## Required work
Read through the entries below and return each line with the word "text".

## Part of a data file

--- --- ---

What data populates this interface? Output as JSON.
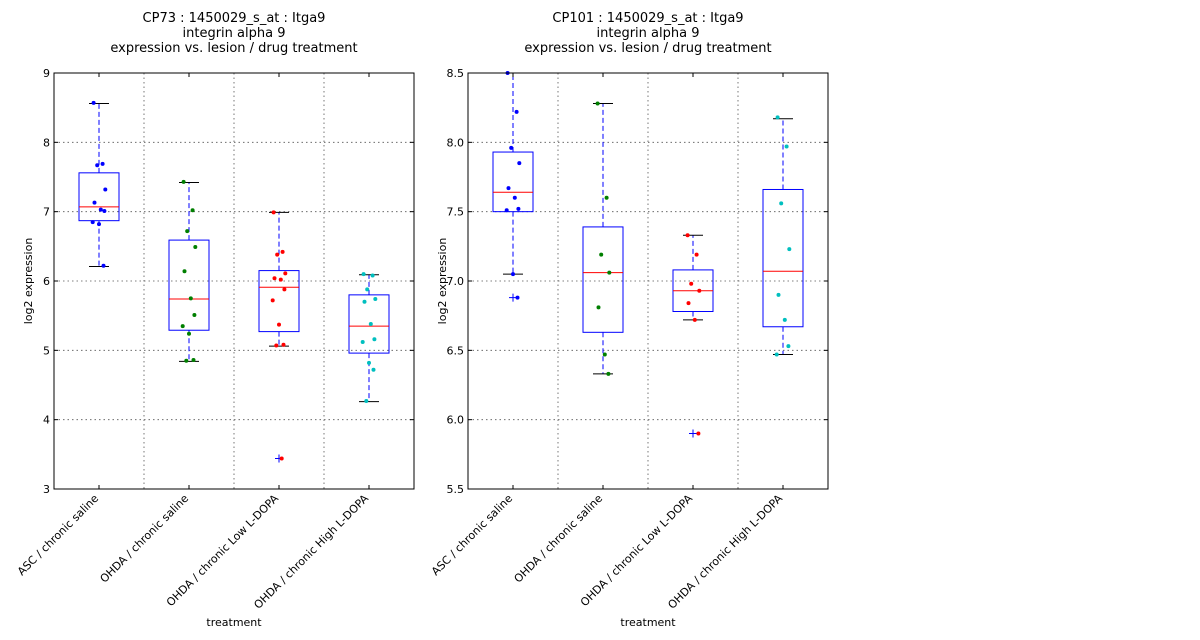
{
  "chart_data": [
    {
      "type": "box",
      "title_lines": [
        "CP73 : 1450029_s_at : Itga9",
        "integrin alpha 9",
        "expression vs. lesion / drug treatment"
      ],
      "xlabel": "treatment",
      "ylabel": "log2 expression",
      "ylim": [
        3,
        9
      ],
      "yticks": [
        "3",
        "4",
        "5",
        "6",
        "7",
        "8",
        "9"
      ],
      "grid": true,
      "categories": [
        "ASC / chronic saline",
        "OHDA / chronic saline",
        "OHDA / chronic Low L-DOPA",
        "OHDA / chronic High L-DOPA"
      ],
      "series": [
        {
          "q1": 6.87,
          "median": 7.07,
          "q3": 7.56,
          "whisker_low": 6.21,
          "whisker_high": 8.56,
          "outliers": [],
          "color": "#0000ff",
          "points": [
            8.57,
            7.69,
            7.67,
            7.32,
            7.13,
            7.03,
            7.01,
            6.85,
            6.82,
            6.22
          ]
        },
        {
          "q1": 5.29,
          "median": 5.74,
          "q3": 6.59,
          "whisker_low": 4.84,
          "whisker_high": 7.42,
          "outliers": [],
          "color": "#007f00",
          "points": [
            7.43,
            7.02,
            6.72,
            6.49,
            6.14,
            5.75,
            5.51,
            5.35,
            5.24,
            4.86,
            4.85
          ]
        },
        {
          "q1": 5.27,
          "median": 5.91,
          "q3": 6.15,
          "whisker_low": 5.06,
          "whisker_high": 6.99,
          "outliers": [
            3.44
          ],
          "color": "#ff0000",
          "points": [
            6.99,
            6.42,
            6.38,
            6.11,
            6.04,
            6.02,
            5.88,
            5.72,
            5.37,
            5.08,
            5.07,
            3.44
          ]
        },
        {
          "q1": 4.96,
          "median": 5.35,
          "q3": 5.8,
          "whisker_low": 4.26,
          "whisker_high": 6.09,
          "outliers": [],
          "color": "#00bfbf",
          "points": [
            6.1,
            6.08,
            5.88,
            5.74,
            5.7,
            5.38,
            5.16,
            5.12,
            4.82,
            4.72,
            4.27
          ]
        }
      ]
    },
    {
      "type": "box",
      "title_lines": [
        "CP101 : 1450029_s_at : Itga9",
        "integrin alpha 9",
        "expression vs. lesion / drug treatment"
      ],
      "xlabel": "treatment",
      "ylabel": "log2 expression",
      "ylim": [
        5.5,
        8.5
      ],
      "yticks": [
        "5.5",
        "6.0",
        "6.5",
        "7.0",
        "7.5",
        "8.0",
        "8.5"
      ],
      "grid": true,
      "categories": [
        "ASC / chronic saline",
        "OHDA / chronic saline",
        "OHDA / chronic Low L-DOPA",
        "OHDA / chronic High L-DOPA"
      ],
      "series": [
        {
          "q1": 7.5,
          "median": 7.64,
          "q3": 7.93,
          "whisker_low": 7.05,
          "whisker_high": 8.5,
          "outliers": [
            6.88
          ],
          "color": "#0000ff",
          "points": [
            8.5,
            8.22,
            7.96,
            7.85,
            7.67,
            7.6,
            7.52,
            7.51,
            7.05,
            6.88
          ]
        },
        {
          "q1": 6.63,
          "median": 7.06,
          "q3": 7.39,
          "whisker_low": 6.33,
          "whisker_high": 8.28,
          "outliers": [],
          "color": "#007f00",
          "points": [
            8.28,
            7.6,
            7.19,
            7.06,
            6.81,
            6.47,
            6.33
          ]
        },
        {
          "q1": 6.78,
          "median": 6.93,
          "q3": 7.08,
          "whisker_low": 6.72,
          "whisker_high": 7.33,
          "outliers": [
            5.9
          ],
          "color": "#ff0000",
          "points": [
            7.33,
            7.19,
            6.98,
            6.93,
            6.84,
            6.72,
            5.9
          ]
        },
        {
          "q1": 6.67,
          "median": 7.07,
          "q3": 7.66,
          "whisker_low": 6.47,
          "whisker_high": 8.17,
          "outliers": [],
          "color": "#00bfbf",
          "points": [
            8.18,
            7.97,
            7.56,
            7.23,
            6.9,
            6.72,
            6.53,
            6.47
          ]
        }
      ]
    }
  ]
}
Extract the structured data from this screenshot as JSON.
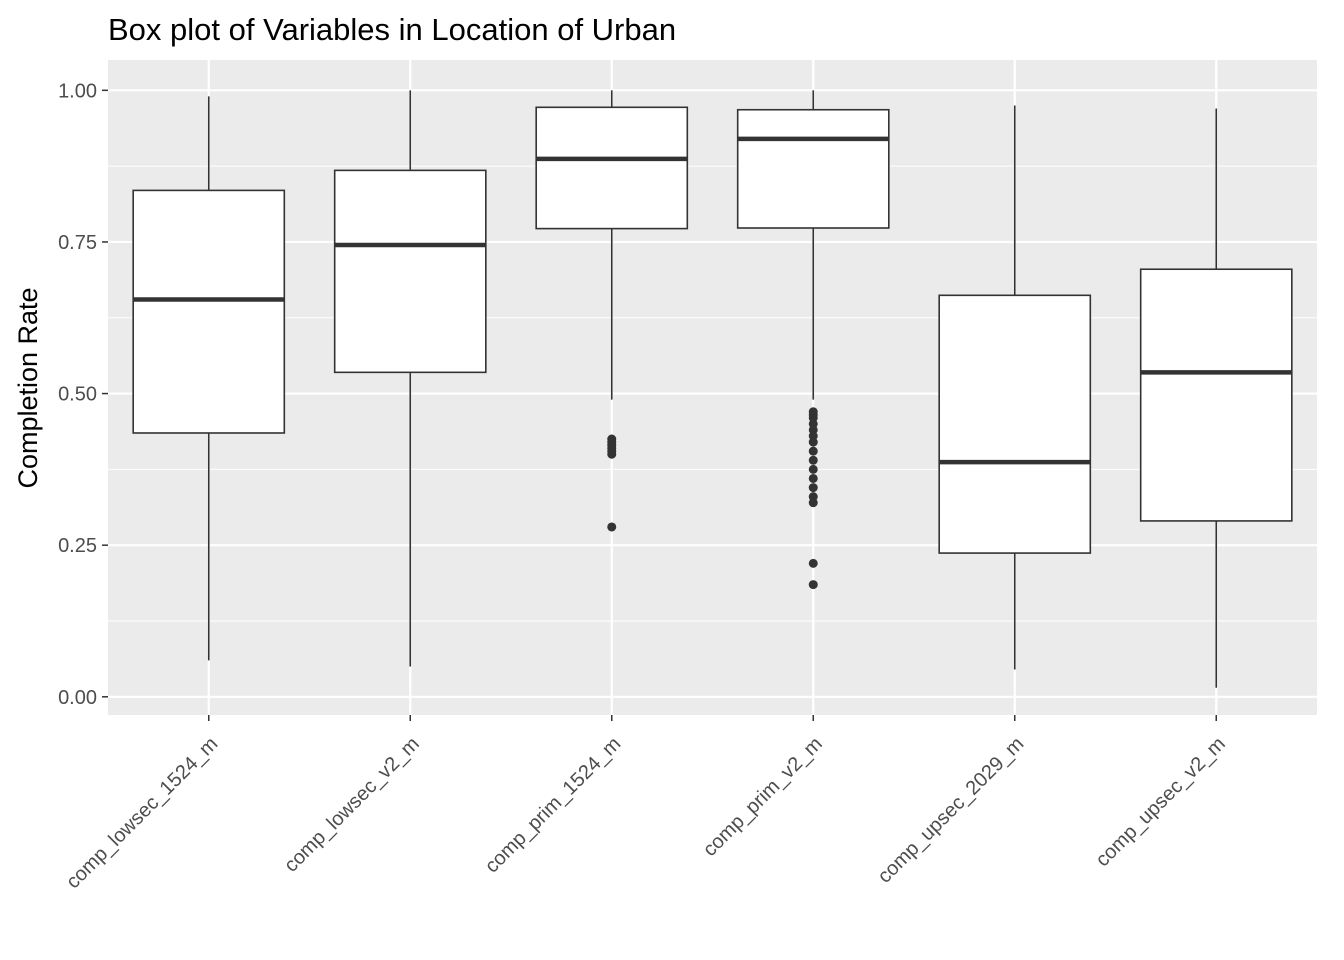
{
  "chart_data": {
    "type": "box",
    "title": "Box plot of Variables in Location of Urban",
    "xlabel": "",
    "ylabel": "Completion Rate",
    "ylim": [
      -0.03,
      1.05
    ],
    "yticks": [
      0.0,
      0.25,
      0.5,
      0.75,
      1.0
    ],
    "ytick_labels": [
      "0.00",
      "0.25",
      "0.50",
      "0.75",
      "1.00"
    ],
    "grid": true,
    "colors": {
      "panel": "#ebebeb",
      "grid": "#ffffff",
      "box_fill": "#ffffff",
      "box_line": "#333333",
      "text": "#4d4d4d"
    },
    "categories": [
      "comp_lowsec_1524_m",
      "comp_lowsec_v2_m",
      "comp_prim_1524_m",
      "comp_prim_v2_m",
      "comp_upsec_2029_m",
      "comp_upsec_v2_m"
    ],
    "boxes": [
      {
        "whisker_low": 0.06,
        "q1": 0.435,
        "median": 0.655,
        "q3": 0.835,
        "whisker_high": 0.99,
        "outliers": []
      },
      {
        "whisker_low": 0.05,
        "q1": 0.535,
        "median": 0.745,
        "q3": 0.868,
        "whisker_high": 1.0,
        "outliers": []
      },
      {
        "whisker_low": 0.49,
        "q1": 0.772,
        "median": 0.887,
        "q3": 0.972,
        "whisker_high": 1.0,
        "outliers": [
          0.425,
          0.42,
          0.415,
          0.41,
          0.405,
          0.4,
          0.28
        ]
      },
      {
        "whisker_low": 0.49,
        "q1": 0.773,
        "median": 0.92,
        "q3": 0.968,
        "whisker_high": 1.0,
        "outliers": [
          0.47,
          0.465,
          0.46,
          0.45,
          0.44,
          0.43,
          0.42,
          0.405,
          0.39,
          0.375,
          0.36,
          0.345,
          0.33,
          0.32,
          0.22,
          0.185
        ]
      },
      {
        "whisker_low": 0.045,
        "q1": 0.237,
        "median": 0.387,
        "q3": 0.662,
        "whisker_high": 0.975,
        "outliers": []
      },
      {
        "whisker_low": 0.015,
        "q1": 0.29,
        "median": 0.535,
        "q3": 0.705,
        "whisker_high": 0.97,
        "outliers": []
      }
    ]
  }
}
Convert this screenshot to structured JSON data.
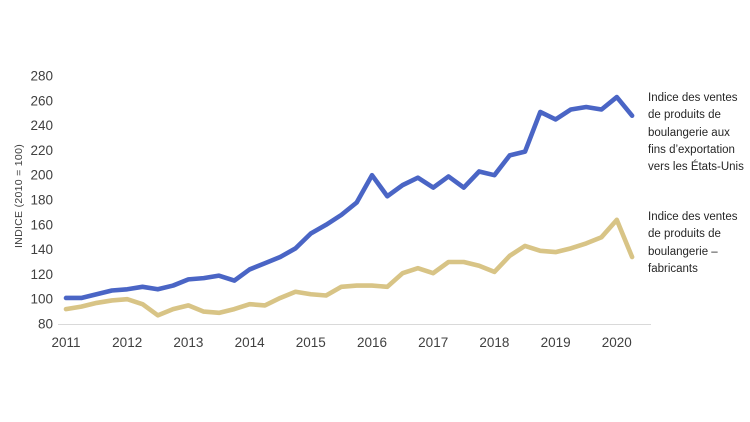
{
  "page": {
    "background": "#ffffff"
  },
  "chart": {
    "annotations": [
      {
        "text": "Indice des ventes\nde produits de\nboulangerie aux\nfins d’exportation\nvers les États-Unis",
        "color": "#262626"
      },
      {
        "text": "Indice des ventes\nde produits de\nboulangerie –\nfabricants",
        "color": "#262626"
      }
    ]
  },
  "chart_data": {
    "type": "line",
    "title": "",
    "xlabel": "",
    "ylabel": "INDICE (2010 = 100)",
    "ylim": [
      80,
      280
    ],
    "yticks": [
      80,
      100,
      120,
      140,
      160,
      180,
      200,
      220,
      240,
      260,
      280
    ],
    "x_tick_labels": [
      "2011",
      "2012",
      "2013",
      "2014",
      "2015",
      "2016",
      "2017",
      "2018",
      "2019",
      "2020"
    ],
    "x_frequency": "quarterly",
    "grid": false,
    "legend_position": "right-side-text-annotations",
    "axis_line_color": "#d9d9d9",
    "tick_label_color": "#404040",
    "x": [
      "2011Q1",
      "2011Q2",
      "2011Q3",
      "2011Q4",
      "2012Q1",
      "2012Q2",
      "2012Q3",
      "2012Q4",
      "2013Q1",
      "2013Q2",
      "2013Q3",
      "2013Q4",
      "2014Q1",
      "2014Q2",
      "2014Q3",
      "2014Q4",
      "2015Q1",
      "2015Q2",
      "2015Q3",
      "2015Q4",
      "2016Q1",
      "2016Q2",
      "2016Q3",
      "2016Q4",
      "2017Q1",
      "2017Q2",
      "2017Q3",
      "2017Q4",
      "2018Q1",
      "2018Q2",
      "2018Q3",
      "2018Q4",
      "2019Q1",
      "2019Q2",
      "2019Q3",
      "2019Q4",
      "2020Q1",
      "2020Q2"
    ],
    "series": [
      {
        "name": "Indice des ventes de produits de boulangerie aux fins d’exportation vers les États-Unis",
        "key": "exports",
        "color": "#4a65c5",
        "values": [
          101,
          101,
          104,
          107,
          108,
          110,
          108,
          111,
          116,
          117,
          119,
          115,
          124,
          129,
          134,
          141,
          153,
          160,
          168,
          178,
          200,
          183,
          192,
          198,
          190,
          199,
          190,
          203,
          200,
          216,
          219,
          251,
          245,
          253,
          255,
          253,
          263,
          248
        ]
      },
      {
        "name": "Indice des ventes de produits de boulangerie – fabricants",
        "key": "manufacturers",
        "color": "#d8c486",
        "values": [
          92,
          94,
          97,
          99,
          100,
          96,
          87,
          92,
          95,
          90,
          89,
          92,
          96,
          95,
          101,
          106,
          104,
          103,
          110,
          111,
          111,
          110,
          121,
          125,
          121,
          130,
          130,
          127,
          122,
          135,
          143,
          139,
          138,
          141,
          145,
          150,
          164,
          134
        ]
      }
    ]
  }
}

--- --- ---

## Solution to the exercise
      "text": "#4d4d4d"
        "text": "Indice des ventes\nde produits de\nboulangerie aux\nfins d’exportation\nvers les États-Unis",
        "text": "Indice des ventes\nde produits de\nboulangerie –\nfabricants",
    "legend_position": "right-side-text-annotations",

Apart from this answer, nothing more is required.